> [YOUR TASK] Every record must be written out once more, with nothing added or omitted.

** start of INFORMATION SHOWN **

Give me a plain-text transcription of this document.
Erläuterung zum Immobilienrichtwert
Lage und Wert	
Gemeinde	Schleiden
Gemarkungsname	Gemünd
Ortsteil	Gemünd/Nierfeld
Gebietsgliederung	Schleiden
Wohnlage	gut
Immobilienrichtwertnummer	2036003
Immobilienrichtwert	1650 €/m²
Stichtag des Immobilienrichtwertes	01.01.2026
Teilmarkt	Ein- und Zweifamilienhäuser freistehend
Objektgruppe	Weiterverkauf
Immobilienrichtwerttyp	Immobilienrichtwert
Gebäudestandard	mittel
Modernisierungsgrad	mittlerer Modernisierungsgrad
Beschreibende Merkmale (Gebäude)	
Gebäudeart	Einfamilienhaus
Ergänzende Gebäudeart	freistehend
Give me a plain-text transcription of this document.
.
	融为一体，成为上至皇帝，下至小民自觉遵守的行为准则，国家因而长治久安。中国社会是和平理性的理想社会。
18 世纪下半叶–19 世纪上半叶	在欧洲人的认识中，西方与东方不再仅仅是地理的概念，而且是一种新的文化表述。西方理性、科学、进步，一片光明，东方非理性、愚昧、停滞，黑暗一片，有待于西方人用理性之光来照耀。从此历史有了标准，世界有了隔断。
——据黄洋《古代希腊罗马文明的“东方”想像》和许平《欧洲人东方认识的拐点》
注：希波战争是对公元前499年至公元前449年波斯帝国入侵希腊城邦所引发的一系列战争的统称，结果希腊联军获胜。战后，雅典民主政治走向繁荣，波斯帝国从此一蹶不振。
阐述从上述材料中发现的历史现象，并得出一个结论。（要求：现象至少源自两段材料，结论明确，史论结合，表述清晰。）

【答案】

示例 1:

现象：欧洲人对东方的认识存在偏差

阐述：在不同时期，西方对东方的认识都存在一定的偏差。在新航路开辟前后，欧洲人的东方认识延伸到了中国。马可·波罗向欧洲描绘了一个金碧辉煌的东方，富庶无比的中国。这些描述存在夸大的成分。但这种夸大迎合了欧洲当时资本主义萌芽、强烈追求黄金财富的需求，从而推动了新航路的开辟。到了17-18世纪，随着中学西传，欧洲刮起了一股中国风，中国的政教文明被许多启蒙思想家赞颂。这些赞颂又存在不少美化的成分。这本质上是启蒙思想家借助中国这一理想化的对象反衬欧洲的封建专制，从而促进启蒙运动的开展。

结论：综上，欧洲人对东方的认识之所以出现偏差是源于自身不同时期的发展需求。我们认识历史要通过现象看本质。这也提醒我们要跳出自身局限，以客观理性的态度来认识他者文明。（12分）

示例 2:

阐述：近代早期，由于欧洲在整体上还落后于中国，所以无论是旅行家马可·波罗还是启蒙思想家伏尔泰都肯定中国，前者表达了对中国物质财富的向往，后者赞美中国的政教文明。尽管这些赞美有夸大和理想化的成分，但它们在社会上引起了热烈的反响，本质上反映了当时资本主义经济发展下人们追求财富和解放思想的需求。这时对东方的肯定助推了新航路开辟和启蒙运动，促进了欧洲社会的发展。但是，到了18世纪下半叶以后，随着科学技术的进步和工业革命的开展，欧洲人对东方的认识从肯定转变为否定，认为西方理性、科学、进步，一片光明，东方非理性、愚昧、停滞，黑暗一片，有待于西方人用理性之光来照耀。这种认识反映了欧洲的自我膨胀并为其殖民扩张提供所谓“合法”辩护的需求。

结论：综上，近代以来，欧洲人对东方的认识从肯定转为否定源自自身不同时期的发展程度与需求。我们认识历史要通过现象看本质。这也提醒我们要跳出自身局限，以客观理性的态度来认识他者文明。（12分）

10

** end of INFORMATION SHOWN **

> [COMPLETED EXERCISE]
Give me a plain-text transcription of this document.
Erläuterung zum Immobilienrichtwert
Lage und Wert	
Gemeinde	Schleiden
Gemarkungsname	Gemünd
Ortsteil	Gemünd/Nierfeld
Gebietsgliederung	Schleiden
Wohnlage	gut
Immobilienrichtwertnummer	2036003
Immobilienrichtwert	1650 €/m²
Stichtag des Immobilienrichtwertes	01.01.2026
Teilmarkt	Ein- und Zweifamilienhäuser freistehend
Objektgruppe	Weiterverkauf
Immobilienrichtwerttyp	Immobilienrichtwert
Gebäudestandard	mittel
Modernisierungsgrad	mittlerer Modernisierungsgrad
Beschreibende Merkmale (Gebäude)	
Gebäudeart	Einfamilienhaus
Ergänzende Gebäudeart	freistehend
Give me a plain-text transcription of this document.
.
	融为一体，成为上至皇帝，下至小民自觉遵守的行为准则，国家因而长治久安。中国社会是和平理性的理想社会。
18 世纪下半叶–19 世纪上半叶	在欧洲人的认识中，西方与东方不再仅仅是地理的概念，而且是一种新的文化表述。西方理性、科学、进步，一片光明，东方非理性、愚昧、停滞，黑暗一片，有待于西方人用理性之光来照耀。从此历史有了标准，世界有了隔断。
——据黄洋《古代希腊罗马文明的“东方”想像》和许平《欧洲人东方认识的拐点》
注：希波战争是对公元前499年至公元前449年波斯帝国入侵希腊城邦所引发的一系列战争的统称，结果希腊联军获胜。战后，雅典民主政治走向繁荣，波斯帝国从此一蹶不振。
阐述从上述材料中发现的历史现象，并得出一个结论。（要求：现象至少源自两段材料，结论明确，史论结合，表述清晰。）

【答案】

示例 1:

现象：欧洲人对东方的认识存在偏差

阐述：在不同时期，西方对东方的认识都存在一定的偏差。在新航路开辟前后，欧洲人的东方认识延伸到了中国。马可·波罗向欧洲描绘了一个金碧辉煌的东方，富庶无比的中国。这些描述存在夸大的成分。但这种夸大迎合了欧洲当时资本主义萌芽、强烈追求黄金财富的需求，从而推动了新航路的开辟。到了17-18世纪，随着中学西传，欧洲刮起了一股中国风，中国的政教文明被许多启蒙思想家赞颂。这些赞颂又存在不少美化的成分。这本质上是启蒙思想家借助中国这一理想化的对象反衬欧洲的封建专制，从而促进启蒙运动的开展。

结论：综上，欧洲人对东方的认识之所以出现偏差是源于自身不同时期的发展需求。我们认识历史要通过现象看本质。这也提醒我们要跳出自身局限，以客观理性的态度来认识他者文明。（12分）

示例 2:

阐述：近代早期，由于欧洲在整体上还落后于中国，所以无论是旅行家马可·波罗还是启蒙思想家伏尔泰都肯定中国，前者表达了对中国物质财富的向往，后者赞美中国的政教文明。尽管这些赞美有夸大和理想化的成分，但它们在社会上引起了热烈的反响，本质上反映了当时资本主义经济发展下人们追求财富和解放思想的需求。这时对东方的肯定助推了新航路开辟和启蒙运动，促进了欧洲社会的发展。但是，到了18世纪下半叶以后，随着科学技术的进步和工业革命的开展，欧洲人对东方的认识从肯定转变为否定，认为西方理性、科学、进步，一片光明，东方非理性、愚昧、停滞，黑暗一片，有待于西方人用理性之光来照耀。这种认识反映了欧洲的自我膨胀并为其殖民扩张提供所谓“合法”辩护的需求。

结论：综上，近代以来，欧洲人对东方的认识从肯定转为否定源自自身不同时期的发展程度与需求。我们认识历史要通过现象看本质。这也提醒我们要跳出自身局限，以客观理性的态度来认识他者文明。（12分）

10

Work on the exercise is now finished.